>> BEGIN ARTICLE

This is the name of generating parser class.
If CLASS_NAME includes '::', Racc outputs module clause.
For example, writing "class M::C" causes creating the code bellow:
module M
class C
:
:
end
end
== Grammar Block
The grammar block discripts grammar which is able
to be understood by parser. Syntax is:
(token): (token) (token) (token).... (action)
(token): (token) (token) (token).... (action)
| (token) (token) (token).... (action)
| (token) (token) (token).... (action)
(action) is an action which is executed when its (token)s are found.
(action) is a ruby code block, which is surrounded by braces:
{ print val[0]
puts val[1] }
Note that you cannot use '%' string, here document, '%r' regexp in action.
Actions can be omitted.
When it is omitted, '' (empty string) is used.
A return value of action is a value of left side value ($$).
It is value of result, or returned value by "return" statement.
Here is an example of whole grammar block.
rule
goal: definition ruls source { result = val }
definition: /* none */ { result = [] }
| definition startdesig { result[0] = val[1] }
| definition
precrule # this line continue from upper line
{
result[1] = val[1]
}
startdesig: START TOKEN
You can use following special local variables in action.
* result ($$)
The value of left-hand side (lhs). A default value is val[0].
* val ($1,$2,$3...)
An array of value of right-hand side (rhs).

>> END ARTICLE
>> BEGIN MATERIAL

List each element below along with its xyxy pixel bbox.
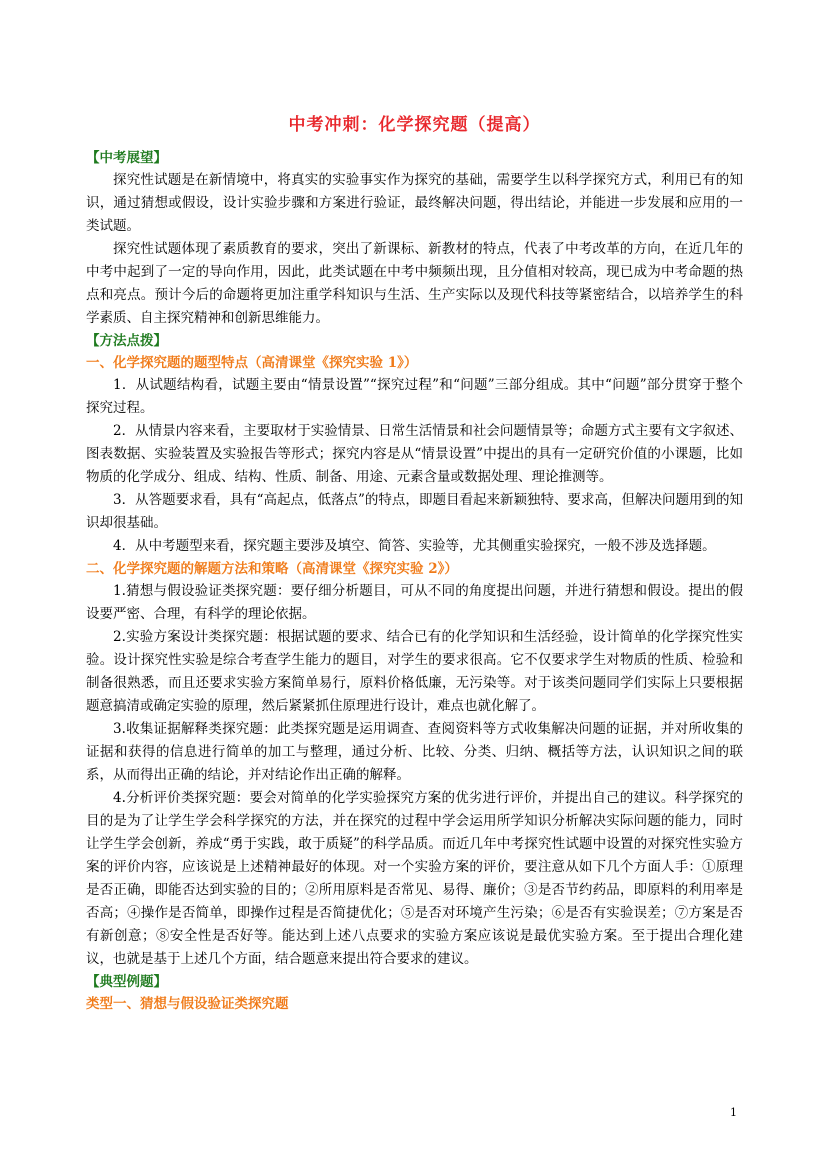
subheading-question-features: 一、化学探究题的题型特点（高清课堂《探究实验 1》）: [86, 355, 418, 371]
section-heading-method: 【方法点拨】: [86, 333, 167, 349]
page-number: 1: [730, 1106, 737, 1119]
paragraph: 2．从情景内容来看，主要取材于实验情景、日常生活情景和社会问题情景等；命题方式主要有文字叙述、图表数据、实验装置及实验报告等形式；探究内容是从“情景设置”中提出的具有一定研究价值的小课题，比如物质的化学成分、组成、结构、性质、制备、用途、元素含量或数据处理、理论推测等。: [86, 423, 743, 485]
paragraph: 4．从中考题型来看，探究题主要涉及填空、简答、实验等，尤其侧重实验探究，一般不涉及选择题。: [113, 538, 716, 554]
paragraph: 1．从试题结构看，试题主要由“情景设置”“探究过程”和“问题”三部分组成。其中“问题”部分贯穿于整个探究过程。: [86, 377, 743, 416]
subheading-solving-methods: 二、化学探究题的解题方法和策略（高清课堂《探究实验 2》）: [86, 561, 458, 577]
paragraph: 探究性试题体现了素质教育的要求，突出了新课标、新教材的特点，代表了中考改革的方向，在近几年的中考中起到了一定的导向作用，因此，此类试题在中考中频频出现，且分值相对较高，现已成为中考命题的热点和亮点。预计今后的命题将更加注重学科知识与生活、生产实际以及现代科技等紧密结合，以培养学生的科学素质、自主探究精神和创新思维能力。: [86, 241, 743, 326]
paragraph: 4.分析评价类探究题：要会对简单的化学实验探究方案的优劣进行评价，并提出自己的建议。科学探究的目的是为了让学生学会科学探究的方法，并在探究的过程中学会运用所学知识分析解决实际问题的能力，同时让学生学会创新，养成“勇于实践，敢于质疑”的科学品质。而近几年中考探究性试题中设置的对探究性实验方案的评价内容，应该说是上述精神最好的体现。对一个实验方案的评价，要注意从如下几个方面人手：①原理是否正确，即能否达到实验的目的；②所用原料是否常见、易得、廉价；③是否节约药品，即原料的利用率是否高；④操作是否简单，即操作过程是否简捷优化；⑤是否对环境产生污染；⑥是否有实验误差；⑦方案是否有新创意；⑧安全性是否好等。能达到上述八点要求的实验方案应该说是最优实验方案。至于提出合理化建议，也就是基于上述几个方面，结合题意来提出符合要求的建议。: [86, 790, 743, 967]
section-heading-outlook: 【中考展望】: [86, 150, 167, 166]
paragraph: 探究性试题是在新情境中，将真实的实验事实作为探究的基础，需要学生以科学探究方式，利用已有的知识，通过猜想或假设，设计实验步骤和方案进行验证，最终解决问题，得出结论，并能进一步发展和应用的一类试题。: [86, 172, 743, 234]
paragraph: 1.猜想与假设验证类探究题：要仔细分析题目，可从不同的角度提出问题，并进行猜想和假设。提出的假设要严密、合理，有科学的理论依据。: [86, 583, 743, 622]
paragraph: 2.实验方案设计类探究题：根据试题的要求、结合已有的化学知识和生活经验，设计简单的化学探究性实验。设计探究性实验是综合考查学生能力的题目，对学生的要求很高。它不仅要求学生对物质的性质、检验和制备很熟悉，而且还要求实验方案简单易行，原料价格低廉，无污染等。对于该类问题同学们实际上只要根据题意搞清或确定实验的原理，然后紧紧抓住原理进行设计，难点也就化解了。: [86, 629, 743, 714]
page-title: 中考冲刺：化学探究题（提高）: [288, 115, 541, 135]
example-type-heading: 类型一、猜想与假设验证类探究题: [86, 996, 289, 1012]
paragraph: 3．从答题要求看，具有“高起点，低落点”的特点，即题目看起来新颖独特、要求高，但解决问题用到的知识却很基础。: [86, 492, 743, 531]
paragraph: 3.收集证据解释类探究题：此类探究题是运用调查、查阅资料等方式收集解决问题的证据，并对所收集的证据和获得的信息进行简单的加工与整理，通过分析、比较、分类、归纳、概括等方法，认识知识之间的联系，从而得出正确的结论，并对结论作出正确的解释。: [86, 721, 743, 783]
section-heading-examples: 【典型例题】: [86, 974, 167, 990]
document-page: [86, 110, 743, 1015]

>> END MATERIAL

**WHAT YOU WILL DO:** Reproduce the Racc documentation word for word, beginning at the words "(action) is an" and stopping after "regexp in action.".

**WORKED ANSWER:**
(action) is an action which is executed when its (token)s are found.
(action) is a ruby code block, which is surrounded by braces:
{ print val[0]
puts val[1] }
Note that you cannot use '%' string, here document, '%r' regexp in action.